=== Written exercise ===
Tally up the lines carrying the string "بكاء" and respond with only the resulting number.
^^^^^^^^^^^^^^^^
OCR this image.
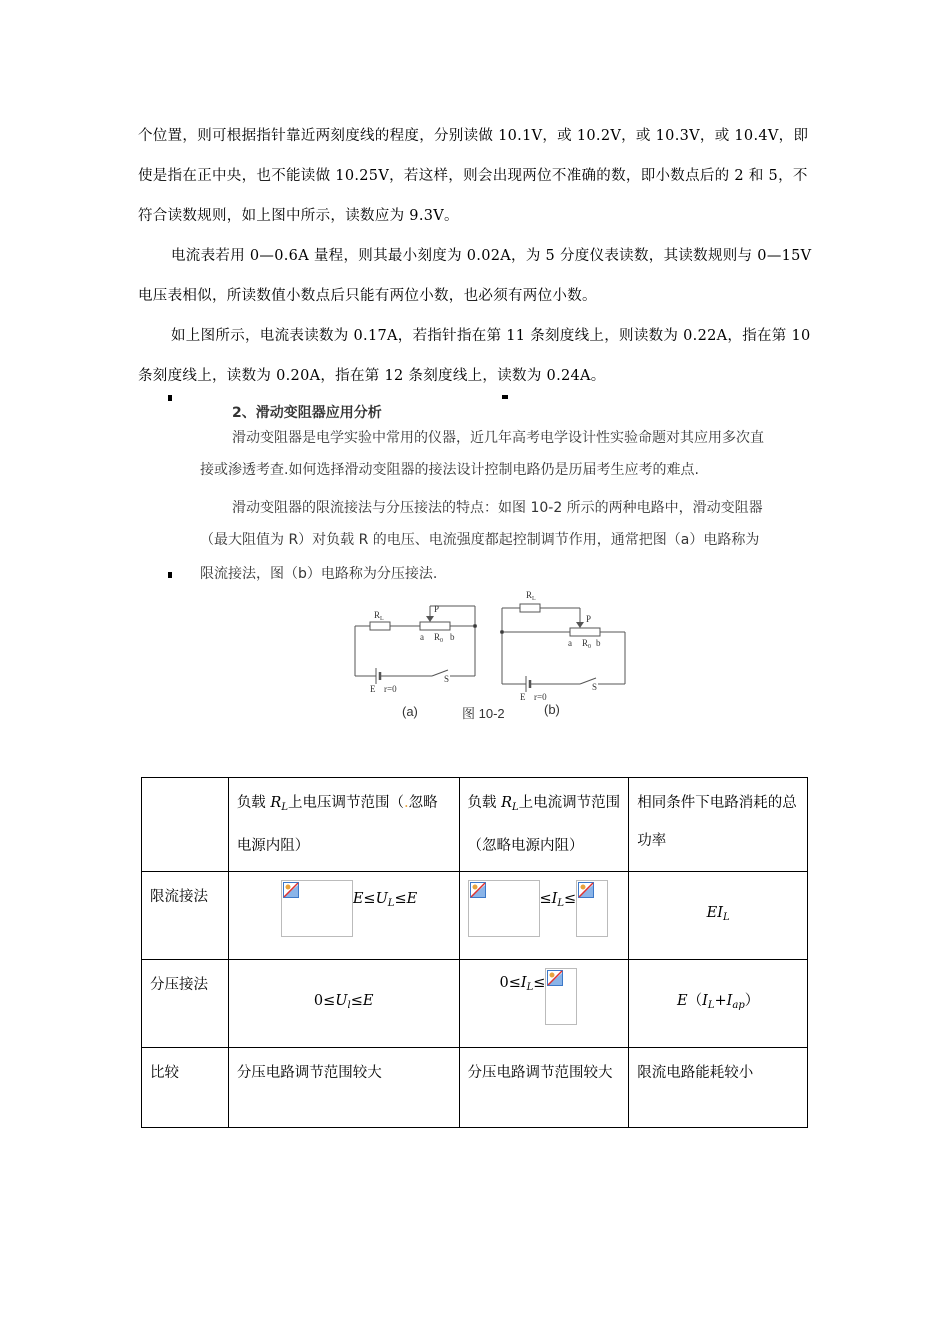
个位置，则可根据指针靠近两刻度线的程度，分别读做 10.1V，或 10.2V，或 10.3V，或 10.4V，即使是指在正中央，也不能读做 10.25V，若这样，则会出现两位不准确的数，即小数点后的 2 和 5，不符合读数规则，如上图中所示，读数应为 9.3V。

电流表若用 0—0.6A 量程，则其最小刻度为 0.02A，为 5 分度仪表读数，其读数规则与 0—15V 电压表相似，所读数值小数点后只能有两位小数，也必须有两位小数。

如上图所示，电流表读数为 0.17A，若指针指在第 11 条刻度线上，则读数为 0.22A，指在第 10 条刻度线上，读数为 0.20A，指在第 12 条刻度线上，读数为 0.24A。

2、滑动变阻器应用分析

滑动变阻器是电学实验中常用的仪器，近几年高考电学设计性实验命题对其应用多次直

接或渗透考查.如何选择滑动变阻器的接法设计控制电路仍是历届考生应考的难点.

滑动变阻器的限流接法与分压接法的特点：如图 10-2 所示的两种电路中，滑动变阻器

（最大阻值为 R）对负载 R 的电压、电流强度都起控制调节作用，通常把图（a）电路称为

限流接法，图（b）电路称为分压接法.

$R_L$
P
a $R_0$ b
E r=0
S
(a)	图 10-2
$R_L$
P
a $R_0$ b
E r=0
S
(b)
	负载 $R_L$上电压调节范围（.忽略电源内阻）	负载 $R_L$上电流调节范围（忽略电源内阻）	相同条件下电路消耗的总功率
限流接法	$E\le U_L\le E$	$\le I_L\le$	$EI_L$
分压接法	$0\le U_l\le E$	$0\le I_L\le$	$E(I_L+I_{ap})$
比较	分压电路调节范围较大	分压电路调节范围较大	限流电路能耗较小
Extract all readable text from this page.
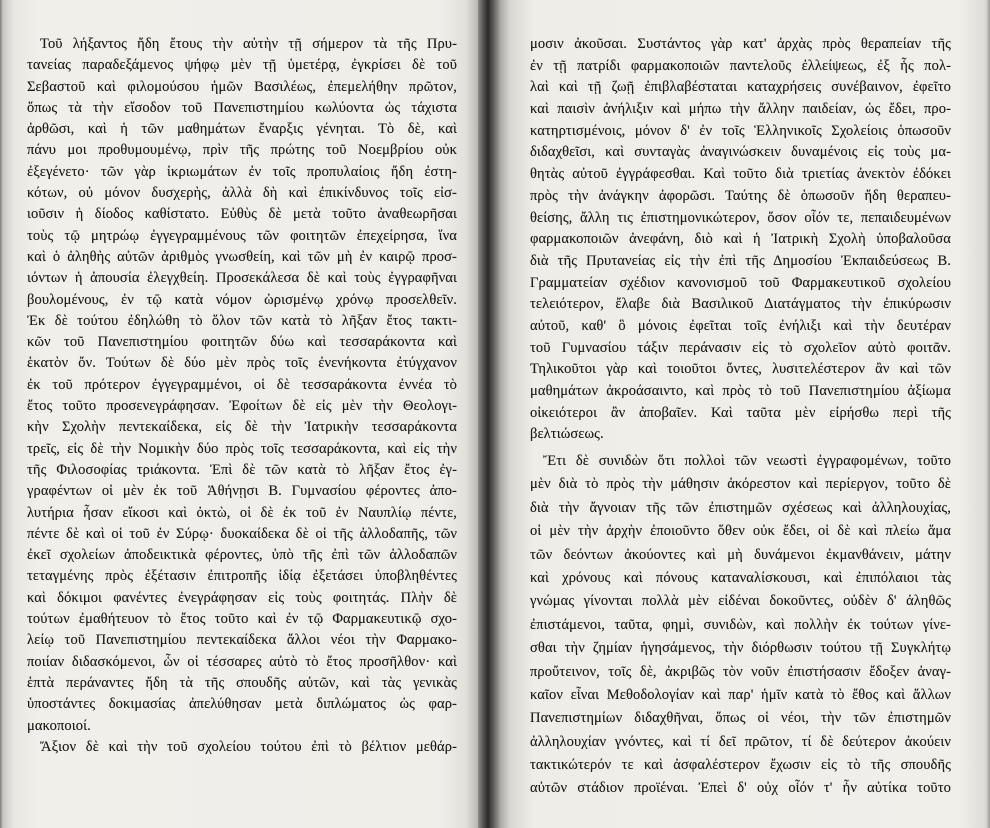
Τοῦ λήξαντος ἤδη ἔτους τὴν αὐτὴν τῇ σήμερον τὰ τῆς Πρυ-
τανείας παραδεξάμενος ψήφῳ μὲν τῇ ὑμετέρᾳ, ἐγκρίσει δὲ τοῦ
Σεβαστοῦ καὶ φιλομούσου ἡμῶν Βασιλέως, ἐπεμελήθην πρῶτον,
ὅπως τὰ τὴν εἴσοδον τοῦ Πανεπιστημίου κωλύοντα ὡς τάχιστα
ἀρθῶσι, καὶ ἡ τῶν μαθημάτων ἔναρξις γένηται. Τὸ δὲ, καὶ
πάνυ μοι προθυμουμένῳ, πρὶν τῆς πρώτης τοῦ Νοεμβρίου οὐκ
ἐξεγένετο· τῶν γὰρ ἰκριωμάτων ἐν τοῖς προπυλαίοις ἤδη ἐστη-
κότων, οὐ μόνον δυσχερὴς, ἀλλὰ δὴ καὶ ἐπικίνδυνος τοῖς εἰσ-
ιοῦσιν ἡ δίοδος καθίστατο. Εὐθὺς δὲ μετὰ τοῦτο ἀναθεωρῆσαι
τοὺς τῷ μητρώῳ ἐγγεγραμμένους τῶν φοιτητῶν ἐπεχείρησα, ἵνα
καὶ ὁ ἀληθὴς αὐτῶν ἀριθμὸς γνωσθείη, καὶ τῶν μὴ ἐν καιρῷ προσ-
ιόντων ἡ ἀπουσία ἐλεγχθείη. Προσεκάλεσα δὲ καὶ τοὺς ἐγγραφῆναι
βουλομένους, ἐν τῷ κατὰ νόμον ὡρισμένῳ χρόνῳ προσελθεῖν.
Ἐκ δὲ τούτου ἐδηλώθη τὸ ὅλον τῶν κατὰ τὸ λῆξαν ἔτος τακτι-
κῶν τοῦ Πανεπιστημίου φοιτητῶν δύω καὶ τεσσαράκοντα καὶ
ἑκατὸν ὄν. Τούτων δὲ δύο μὲν πρὸς τοῖς ἐνενήκοντα ἐτύγχανον
ἐκ τοῦ πρότερον ἐγγεγραμμένοι, οἱ δὲ τεσσαράκοντα ἐννέα τὸ
ἔτος τοῦτο προσενεγράφησαν. Ἐφοίτων δὲ εἰς μὲν τὴν Θεολογι-
κὴν Σχολὴν πεντεκαίδεκα, εἰς δὲ τὴν Ἰατρικὴν τεσσαράκοντα
τρεῖς, εἰς δὲ τὴν Νομικὴν δύο πρὸς τοῖς τεσσαράκοντα, καὶ εἰς τὴν
τῆς Φιλοσοφίας τριάκοντα. Ἐπὶ δὲ τῶν κατὰ τὸ λῆξαν ἔτος ἐγ-
γραφέντων οἱ μὲν ἐκ τοῦ Ἀθήνῃσι Β. Γυμνασίου φέροντες ἀπο-
λυτήρια ἦσαν εἴκοσι καὶ ὀκτὼ, οἱ δὲ ἐκ τοῦ ἐν Ναυπλίῳ πέντε,
πέντε δὲ καὶ οἱ τοῦ ἐν Σύρῳ· δυοκαίδεκα δὲ οἱ τῆς ἀλλοδαπῆς, τῶν
ἐκεῖ σχολείων ἀποδεικτικὰ φέροντες, ὑπὸ τῆς ἐπὶ τῶν ἀλλοδαπῶν
τεταγμένης πρὸς ἐξέτασιν ἐπιτροπῆς ἰδίᾳ ἐξετάσει ὑποβληθέντες
καὶ δόκιμοι φανέντες ἐνεγράφησαν εἰς τοὺς φοιτητάς. Πλὴν δὲ
τούτων ἐμαθήτευον τὸ ἔτος τοῦτο καὶ ἐν τῷ Φαρμακευτικῷ σχο-
λείῳ τοῦ Πανεπιστημίου πεντεκαίδεκα ἄλλοι νέοι τὴν Φαρμακο-
ποιίαν διδασκόμενοι, ὧν οἱ τέσσαρες αὐτὸ τὸ ἔτος προσῆλθον· καὶ
ἑπτὰ περάναντες ἤδη τὰ τῆς σπουδῆς αὐτῶν, καὶ τὰς γενικὰς
ὑποστάντες δοκιμασίας ἀπελύθησαν μετὰ διπλώματος ὡς φαρ-
μακοποιοί.
Ἄξιον δὲ καὶ τὴν τοῦ σχολείου τούτου ἐπὶ τὸ βέλτιον μεθάρ-
μοσιν ἀκοῦσαι. Συστάντος γὰρ κατ' ἀρχὰς πρὸς θεραπείαν τῆς
ἐν τῇ πατρίδι φαρμακοποιῶν παντελοῦς ἐλλείψεως, ἐξ ἧς πολ-
λαὶ καὶ τῇ ζωῇ ἐπιβλαβέσταται καταχρήσεις συνέβαινον, ἐφεῖτο
καὶ παισὶν ἀνήλιξιν καὶ μήπω τὴν ἄλλην παιδείαν, ὡς ἔδει, προ-
κατηρτισμένοις, μόνον δ' ἐν τοῖς Ἑλληνικοῖς Σχολείοις ὁπωσοῦν
διδαχθεῖσι, καὶ συνταγὰς ἀναγινώσκειν δυναμένοις εἰς τοὺς μα-
θητὰς αὐτοῦ ἐγγράφεσθαι. Καὶ τοῦτο διὰ τριετίας ἀνεκτὸν ἐδόκει
πρὸς τὴν ἀνάγκην ἀφορῶσι. Ταύτης δὲ ὁπωσοῦν ἤδη θεραπευ-
θείσης, ἄλλη τις ἐπιστημονικώτερον, ὅσον οἷόν τε, πεπαιδευμένων
φαρμακοποιῶν ἀνεφάνη, διὸ καὶ ἡ Ἰατρικὴ Σχολὴ ὑποβαλοῦσα
διὰ τῆς Πρυτανείας εἰς τὴν ἐπὶ τῆς Δημοσίου Ἐκπαιδεύσεως Β.
Γραμματείαν σχέδιον κανονισμοῦ τοῦ Φαρμακευτικοῦ σχολείου
τελειότερον, ἔλαβε διὰ Βασιλικοῦ Διατάγματος τὴν ἐπικύρωσιν
αὐτοῦ, καθ' ὃ μόνοις ἐφεῖται τοῖς ἐνήλιξι καὶ τὴν δευτέραν
τοῦ Γυμνασίου τάξιν περάνασιν εἰς τὸ σχολεῖον αὐτὸ φοιτᾶν.
Τηλικοῦτοι γὰρ καὶ τοιοῦτοι ὄντες, λυσιτελέστερον ἂν καὶ τῶν
μαθημάτων ἀκροάσαιντο, καὶ πρὸς τὸ τοῦ Πανεπιστημίου ἀξίωμα
οἰκειότεροι ἂν ἀποβαῖεν. Καὶ ταῦτα μὲν εἰρήσθω περὶ τῆς
βελτιώσεως.
Ἔτι δὲ συνιδὼν ὅτι πολλοὶ τῶν νεωστὶ ἐγγραφομένων, τοῦτο
μὲν διὰ τὸ πρὸς τὴν μάθησιν ἀκόρεστον καὶ περίεργον, τοῦτο δὲ
διὰ τὴν ἄγνοιαν τῆς τῶν ἐπιστημῶν σχέσεως καὶ ἀλληλουχίας,
οἱ μὲν τὴν ἀρχὴν ἐποιοῦντο ὅθεν οὐκ ἔδει, οἱ δὲ καὶ πλείω ἅμα
τῶν δεόντων ἀκούοντες καὶ μὴ δυνάμενοι ἐκμανθάνειν, μάτην
καὶ χρόνους καὶ πόνους καταναλίσκουσι, καὶ ἐπιπόλαιοι τὰς
γνώμας γίνονται πολλὰ μὲν εἰδέναι δοκοῦντες, οὐδὲν δ' ἀληθῶς
ἐπιστάμενοι, ταῦτα, φημὶ, συνιδὼν, καὶ πολλὴν ἐκ τούτων γίνε-
σθαι τὴν ζημίαν ἡγησάμενος, τὴν διόρθωσιν τούτου τῇ Συγκλήτῳ
προὔτεινον, τοῖς δὲ, ἀκριβῶς τὸν νοῦν ἐπιστήσασιν ἔδοξεν ἀναγ-
καῖον εἶναι Μεθοδολογίαν καὶ παρ' ἡμῖν κατὰ τὸ ἔθος καὶ ἄλλων
Πανεπιστημίων διδαχθῆναι, ὅπως οἱ νέοι, τὴν τῶν ἐπιστημῶν
ἀλληλουχίαν γνόντες, καὶ τί δεῖ πρῶτον, τί δὲ δεύτερον ἀκούειν
τακτικώτερόν τε καὶ ἀσφαλέστερον ἔχωσιν εἰς τὸ τῆς σπουδῆς
αὐτῶν στάδιον προϊέναι. Ἐπεὶ δ' οὐχ οἷόν τ' ἦν αὐτίκα τοῦτο
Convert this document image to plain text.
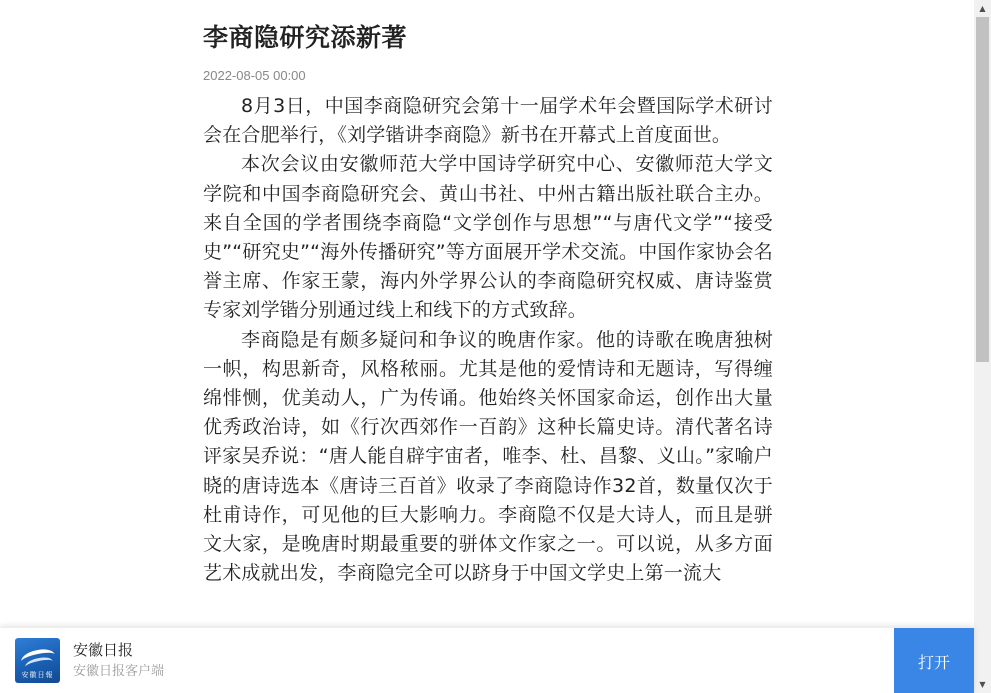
李商隐研究添新著
2022-08-05 00:00

8月3日，中国李商隐研究会第十一届学术年会暨国际学术研讨会在合肥举行，《刘学锴讲李商隐》新书在开幕式上首度面世。

本次会议由安徽师范大学中国诗学研究中心、安徽师范大学文学院和中国李商隐研究会、黄山书社、中州古籍出版社联合主办。来自全国的学者围绕李商隐“文学创作与思想”“与唐代文学”“接受史”“研究史”“海外传播研究”等方面展开学术交流。中国作家协会名誉主席、作家王蒙，海内外学界公认的李商隐研究权威、唐诗鉴赏专家刘学锴分别通过线上和线下的方式致辞。

李商隐是有颇多疑问和争议的晚唐作家。他的诗歌在晚唐独树一帜，构思新奇，风格秾丽。尤其是他的爱情诗和无题诗，写得缠绵悱恻，优美动人，广为传诵。他始终关怀国家命运，创作出大量优秀政治诗，如《行次西郊作一百韵》这种长篇史诗。清代著名诗评家吴乔说：“唐人能自辟宇宙者，唯李、杜、昌黎、义山。”家喻户晓的唐诗选本《唐诗三百首》收录了李商隐诗作32首，数量仅次于杜甫诗作，可见他的巨大影响力。李商隐不仅是大诗人，而且是骈文大家，是晚唐时期最重要的骈体文作家之一。可以说，从多方面艺术成就出发，李商隐完全可以跻身于中国文学史上第一流大

▲
▼
安徽日報
安徽日报
安徽日报客户端	打开
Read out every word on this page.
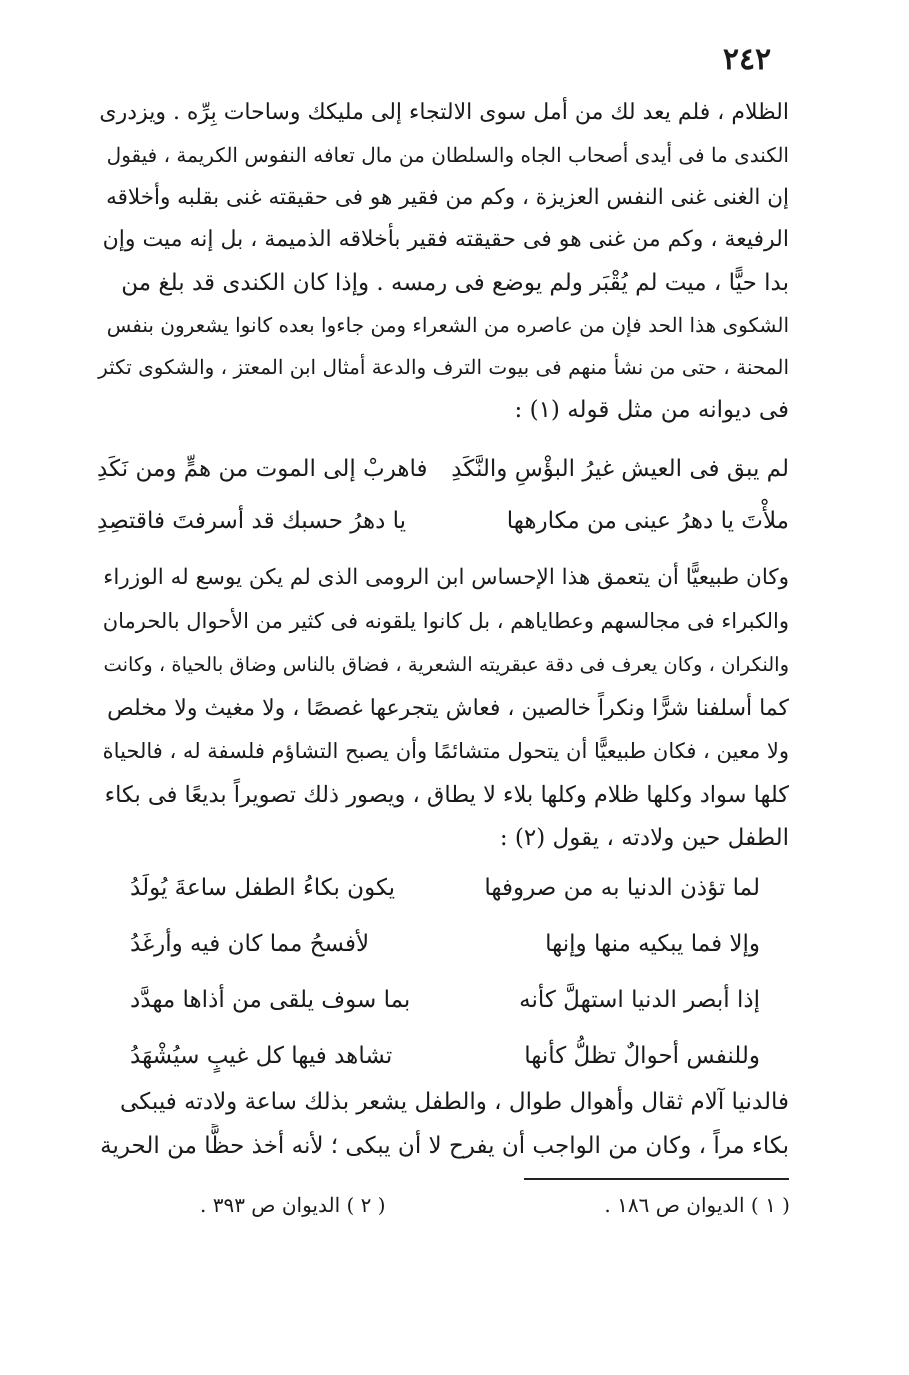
٢٤٢
الظلام ، فلم يعد لك من أمل سوى الالتجاء إلى مليكك وساحات بِرِّه . ويزدرى
الكندى ما فى أيدى أصحاب الجاه والسلطان من مال تعافه النفوس الكريمة ، فيقول
إن الغنى غنى النفس العزيزة ، وكم من فقير هو فى حقيقته غنى بقلبه وأخلاقه
الرفيعة ، وكم من غنى هو فى حقيقته فقير بأخلاقه الذميمة ، بل إنه ميت وإن
بدا حيًّا ، ميت لم يُقْبَر ولم يوضع فى رمسه . وإذا كان الكندى قد بلغ من
الشكوى هذا الحد فإن من عاصره من الشعراء ومن جاءوا بعده كانوا يشعرون بنفس
المحنة ، حتى من نشأ منهم فى بيوت الترف والدعة أمثال ابن المعتز ، والشكوى تكثر
فى ديوانه من مثل قوله (١) :
لم يبق فى العيش غيرُ البؤْسِ والنَّكَدِ
فاهربْ إلى الموت من همٍّ ومن نَكَدِ
ملأْتَ يا دهرُ عينى من مكارهها
يا دهرُ حسبك قد أسرفتَ فاقتصِدِ
وكان طبيعيًّا أن يتعمق هذا الإحساس ابن الرومى الذى لم يكن يوسع له الوزراء
والكبراء فى مجالسهم وعطاياهم ، بل كانوا يلقونه فى كثير من الأحوال بالحرمان
والنكران ، وكان يعرف فى دقة عبقريته الشعرية ، فضاق بالناس وضاق بالحياة ، وكانت
كما أسلفنا شرًّا ونكراً خالصين ، فعاش يتجرعها غصصًا ، ولا مغيث ولا مخلص
ولا معين ، فكان طبيعيًّا أن يتحول متشائمًا وأن يصبح التشاؤم فلسفة له ، فالحياة
كلها سواد وكلها ظلام وكلها بلاء لا يطاق ، ويصور ذلك تصويراً بديعًا فى بكاء
الطفل حين ولادته ، يقول (٢) :
لما تؤذن الدنيا به من صروفها
يكون بكاءُ الطفل ساعةَ يُولَدُ
وإلا فما يبكيه منها وإنها
لأفسحُ مما كان فيه وأرغَدُ
إذا أبصر الدنيا استهلَّ كأنه
بما سوف يلقى من أذاها مهدَّد
وللنفس أحوالٌ تظلُّ كأنها
تشاهد فيها كل غيبٍ سيُشْهَدُ
فالدنيا آلام ثقال وأهوال طوال ، والطفل يشعر بذلك ساعة ولادته فيبكى
بكاء مراً ، وكان من الواجب أن يفرح لا أن يبكى ؛ لأنه أخذ حظًّا من الحرية
( ١ ) الديوان ص ١٨٦ .
( ٢ ) الديوان ص ٣٩٣ .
^^^^^^^^^^^^^^^^
=== Solution to the exercise ===
3